■ Excerpts from a figure dataset
****************************************

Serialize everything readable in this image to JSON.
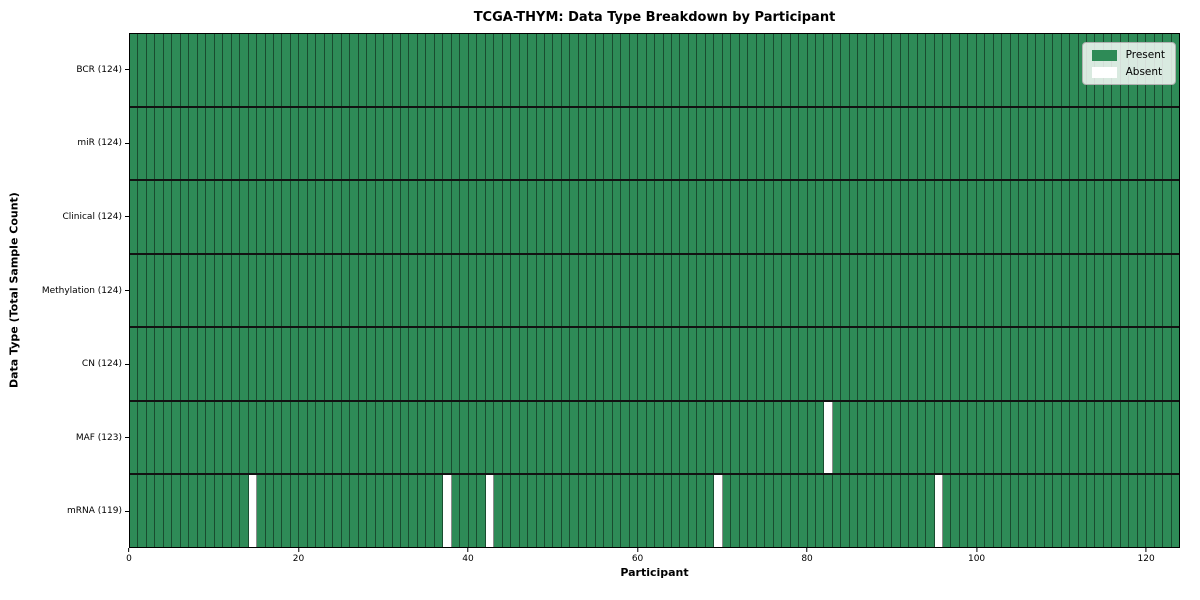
{
  "chart_data": {
    "type": "heatmap",
    "title": "TCGA-THYM: Data Type Breakdown by Participant",
    "xlabel": "Participant",
    "ylabel": "Data Type (Total Sample Count)",
    "x_range": [
      0,
      124
    ],
    "x_ticks": [
      0,
      20,
      40,
      60,
      80,
      100,
      120
    ],
    "n_participants": 124,
    "rows": [
      {
        "label": "BCR (124)",
        "data_type": "BCR",
        "total_samples": 124,
        "absent_participants": []
      },
      {
        "label": "miR (124)",
        "data_type": "miR",
        "total_samples": 124,
        "absent_participants": []
      },
      {
        "label": "Clinical (124)",
        "data_type": "Clinical",
        "total_samples": 124,
        "absent_participants": []
      },
      {
        "label": "Methylation (124)",
        "data_type": "Methylation",
        "total_samples": 124,
        "absent_participants": []
      },
      {
        "label": "CN (124)",
        "data_type": "CN",
        "total_samples": 124,
        "absent_participants": []
      },
      {
        "label": "MAF (123)",
        "data_type": "MAF",
        "total_samples": 123,
        "absent_participants": [
          82
        ]
      },
      {
        "label": "mRNA (119)",
        "data_type": "mRNA",
        "total_samples": 119,
        "absent_participants": [
          14,
          37,
          42,
          69,
          95
        ]
      }
    ],
    "legend_items": [
      {
        "label": "Present",
        "color": "#2e8b57"
      },
      {
        "label": "Absent",
        "color": "#ffffff"
      }
    ],
    "legend_position": "upper right",
    "grid": false,
    "colors": {
      "present": "#2e8b57",
      "absent": "#ffffff",
      "cell_edge": "rgba(0,0,0,0.45)",
      "row_edge": "#121212",
      "axes_edge": "#000000"
    }
  }
}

****************************************

■ Directions
Word for word, repeat all the data, but not its images.

■ Expected answer
Serialize everything readable in this image to JSON.
{
  "chart_data": {
    "type": "heatmap",
    "title": "TCGA-THYM: Data Type Breakdown by Participant",
    "xlabel": "Participant",
    "ylabel": "Data Type (Total Sample Count)",
    "x_range": [
      0,
      124
    ],
    "x_ticks": [
      0,
      20,
      40,
      60,
      80,
      100,
      120
    ],
    "n_participants": 124,
    "rows": [
      {
        "label": "BCR (124)",
        "data_type": "BCR",
        "total_samples": 124,
        "absent_participants": []
      },
      {
        "label": "miR (124)",
        "data_type": "miR",
        "total_samples": 124,
        "absent_participants": []
      },
      {
        "label": "Clinical (124)",
        "data_type": "Clinical",
        "total_samples": 124,
        "absent_participants": []
      },
      {
        "label": "Methylation (124)",
        "data_type": "Methylation",
        "total_samples": 124,
        "absent_participants": []
      },
      {
        "label": "CN (124)",
        "data_type": "CN",
        "total_samples": 124,
        "absent_participants": []
      },
      {
        "label": "MAF (123)",
        "data_type": "MAF",
        "total_samples": 123,
        "absent_participants": [
          82
        ]
      },
      {
        "label": "mRNA (119)",
        "data_type": "mRNA",
        "total_samples": 119,
        "absent_participants": [
          14,
          37,
          42,
          69,
          95
        ]
      }
    ],
    "legend_items": [
      {
        "label": "Present",
        "color": "#2e8b57"
      },
      {
        "label": "Absent",
        "color": "#ffffff"
      }
    ],
    "legend_position": "upper right",
    "grid": false,
    "colors": {
      "present": "#2e8b57",
      "absent": "#ffffff",
      "cell_edge": "rgba(0,0,0,0.45)",
      "row_edge": "#121212",
      "axes_edge": "#000000"
    }
  }
}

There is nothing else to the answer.